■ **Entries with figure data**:
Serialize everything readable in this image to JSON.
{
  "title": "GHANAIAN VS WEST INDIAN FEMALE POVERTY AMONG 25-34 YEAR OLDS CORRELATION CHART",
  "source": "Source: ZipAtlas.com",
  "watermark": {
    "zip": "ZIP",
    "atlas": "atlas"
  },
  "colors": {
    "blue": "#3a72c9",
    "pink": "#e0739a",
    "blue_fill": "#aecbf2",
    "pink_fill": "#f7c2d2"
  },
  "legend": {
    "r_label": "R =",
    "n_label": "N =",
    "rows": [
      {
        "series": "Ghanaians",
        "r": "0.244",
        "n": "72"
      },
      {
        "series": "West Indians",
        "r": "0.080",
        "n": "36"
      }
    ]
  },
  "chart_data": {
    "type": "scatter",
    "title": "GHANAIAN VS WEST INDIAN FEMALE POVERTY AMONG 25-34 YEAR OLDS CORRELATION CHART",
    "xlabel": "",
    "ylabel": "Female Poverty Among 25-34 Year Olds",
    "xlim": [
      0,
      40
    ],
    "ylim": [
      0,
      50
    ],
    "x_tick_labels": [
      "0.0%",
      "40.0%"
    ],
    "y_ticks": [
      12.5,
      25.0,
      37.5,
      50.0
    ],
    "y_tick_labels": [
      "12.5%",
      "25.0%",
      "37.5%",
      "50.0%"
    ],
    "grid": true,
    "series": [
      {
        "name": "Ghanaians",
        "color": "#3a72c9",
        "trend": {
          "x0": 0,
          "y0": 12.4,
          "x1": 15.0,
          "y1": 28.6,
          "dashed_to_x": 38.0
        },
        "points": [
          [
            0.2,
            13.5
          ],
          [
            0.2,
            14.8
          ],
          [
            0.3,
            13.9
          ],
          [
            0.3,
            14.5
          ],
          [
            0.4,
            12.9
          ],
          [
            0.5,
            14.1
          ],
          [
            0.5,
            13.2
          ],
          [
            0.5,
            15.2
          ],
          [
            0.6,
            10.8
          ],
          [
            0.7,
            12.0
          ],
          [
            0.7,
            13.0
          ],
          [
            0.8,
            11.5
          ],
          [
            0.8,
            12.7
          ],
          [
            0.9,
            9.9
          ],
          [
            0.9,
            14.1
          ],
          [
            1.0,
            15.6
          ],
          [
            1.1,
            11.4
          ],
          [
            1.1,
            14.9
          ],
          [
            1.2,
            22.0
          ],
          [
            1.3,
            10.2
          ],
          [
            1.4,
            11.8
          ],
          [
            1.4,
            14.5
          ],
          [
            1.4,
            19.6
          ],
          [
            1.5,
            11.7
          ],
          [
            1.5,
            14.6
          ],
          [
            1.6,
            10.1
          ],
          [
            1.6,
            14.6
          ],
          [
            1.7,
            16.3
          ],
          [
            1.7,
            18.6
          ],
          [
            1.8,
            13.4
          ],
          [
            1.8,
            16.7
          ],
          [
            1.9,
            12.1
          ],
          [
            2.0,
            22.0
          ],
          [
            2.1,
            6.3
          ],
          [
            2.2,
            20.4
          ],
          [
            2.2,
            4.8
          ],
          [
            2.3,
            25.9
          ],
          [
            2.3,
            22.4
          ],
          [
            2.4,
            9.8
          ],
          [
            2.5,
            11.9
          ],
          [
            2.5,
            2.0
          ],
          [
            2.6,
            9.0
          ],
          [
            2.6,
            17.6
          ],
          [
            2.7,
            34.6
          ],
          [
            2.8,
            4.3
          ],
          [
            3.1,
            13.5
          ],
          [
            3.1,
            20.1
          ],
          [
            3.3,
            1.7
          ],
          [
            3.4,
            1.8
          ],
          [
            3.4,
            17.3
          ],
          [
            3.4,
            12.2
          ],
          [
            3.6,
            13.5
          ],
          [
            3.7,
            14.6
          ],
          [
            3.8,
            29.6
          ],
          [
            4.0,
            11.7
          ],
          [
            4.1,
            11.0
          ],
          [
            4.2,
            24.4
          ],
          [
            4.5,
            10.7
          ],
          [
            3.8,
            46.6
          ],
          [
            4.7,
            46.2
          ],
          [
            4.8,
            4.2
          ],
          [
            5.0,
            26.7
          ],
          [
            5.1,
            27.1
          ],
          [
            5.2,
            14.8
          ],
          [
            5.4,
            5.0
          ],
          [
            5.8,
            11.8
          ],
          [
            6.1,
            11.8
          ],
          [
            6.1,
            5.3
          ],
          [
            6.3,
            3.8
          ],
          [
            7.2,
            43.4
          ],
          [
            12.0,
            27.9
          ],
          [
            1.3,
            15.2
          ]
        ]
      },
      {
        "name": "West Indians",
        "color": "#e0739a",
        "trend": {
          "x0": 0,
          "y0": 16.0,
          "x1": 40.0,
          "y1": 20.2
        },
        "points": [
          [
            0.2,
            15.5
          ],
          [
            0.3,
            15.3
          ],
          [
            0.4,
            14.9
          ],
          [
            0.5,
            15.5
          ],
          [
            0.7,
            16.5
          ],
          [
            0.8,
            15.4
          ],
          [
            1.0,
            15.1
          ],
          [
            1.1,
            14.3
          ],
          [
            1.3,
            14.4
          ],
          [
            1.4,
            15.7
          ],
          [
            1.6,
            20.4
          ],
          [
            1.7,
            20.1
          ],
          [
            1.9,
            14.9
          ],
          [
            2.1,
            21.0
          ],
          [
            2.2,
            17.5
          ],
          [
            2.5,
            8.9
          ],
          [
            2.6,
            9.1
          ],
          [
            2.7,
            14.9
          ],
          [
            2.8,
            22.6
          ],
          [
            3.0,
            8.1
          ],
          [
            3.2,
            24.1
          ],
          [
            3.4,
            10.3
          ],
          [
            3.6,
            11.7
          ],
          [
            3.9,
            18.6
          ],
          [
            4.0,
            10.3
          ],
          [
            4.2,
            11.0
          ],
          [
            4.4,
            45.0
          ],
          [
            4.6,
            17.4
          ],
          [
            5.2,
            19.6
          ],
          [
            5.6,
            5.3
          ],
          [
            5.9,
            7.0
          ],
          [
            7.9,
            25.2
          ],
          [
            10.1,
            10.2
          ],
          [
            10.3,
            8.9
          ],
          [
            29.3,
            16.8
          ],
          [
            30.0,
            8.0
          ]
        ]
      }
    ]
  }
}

■ **PROBLEM REQUIREMENTS**: From the entries above, return each line with the word "Indians" in it.

■ **SOLUTION TO THE EXERCISE**:
        "series": "West Indians",
        "name": "West Indians",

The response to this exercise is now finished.